WHAT TO PRODUCE »
Reproduce each line that includes the word "центра".

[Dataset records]

:::::

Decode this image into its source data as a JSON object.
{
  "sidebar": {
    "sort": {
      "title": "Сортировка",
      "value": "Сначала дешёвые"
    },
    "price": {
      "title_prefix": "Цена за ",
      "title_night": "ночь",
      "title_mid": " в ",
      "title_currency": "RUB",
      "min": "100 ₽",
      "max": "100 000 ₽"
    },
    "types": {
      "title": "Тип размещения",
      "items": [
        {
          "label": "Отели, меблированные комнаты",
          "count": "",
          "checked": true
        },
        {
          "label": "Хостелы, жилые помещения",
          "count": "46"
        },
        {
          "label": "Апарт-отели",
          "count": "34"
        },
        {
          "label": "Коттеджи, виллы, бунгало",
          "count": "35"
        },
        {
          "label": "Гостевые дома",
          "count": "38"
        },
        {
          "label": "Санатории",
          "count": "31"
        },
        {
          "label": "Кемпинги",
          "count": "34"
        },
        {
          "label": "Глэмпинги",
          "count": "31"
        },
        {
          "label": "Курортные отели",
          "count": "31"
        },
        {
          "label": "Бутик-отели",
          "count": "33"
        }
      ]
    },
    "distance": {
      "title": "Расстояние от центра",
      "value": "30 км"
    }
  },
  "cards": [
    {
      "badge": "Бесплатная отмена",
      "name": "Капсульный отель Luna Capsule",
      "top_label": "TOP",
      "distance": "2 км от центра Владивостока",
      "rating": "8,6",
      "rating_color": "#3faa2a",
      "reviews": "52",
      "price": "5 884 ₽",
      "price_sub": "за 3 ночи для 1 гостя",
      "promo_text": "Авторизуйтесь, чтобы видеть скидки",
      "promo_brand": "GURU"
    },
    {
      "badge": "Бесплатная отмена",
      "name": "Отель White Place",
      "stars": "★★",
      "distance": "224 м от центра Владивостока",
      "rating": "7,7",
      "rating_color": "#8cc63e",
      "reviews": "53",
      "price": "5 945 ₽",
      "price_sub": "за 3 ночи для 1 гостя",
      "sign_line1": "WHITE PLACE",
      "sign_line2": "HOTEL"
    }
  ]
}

:::::

SOLVED EXERCISE »
      "title": "Расстояние от центра",
      "distance": "2 км от центра Владивостока",
      "distance": "224 м от центра Владивостока",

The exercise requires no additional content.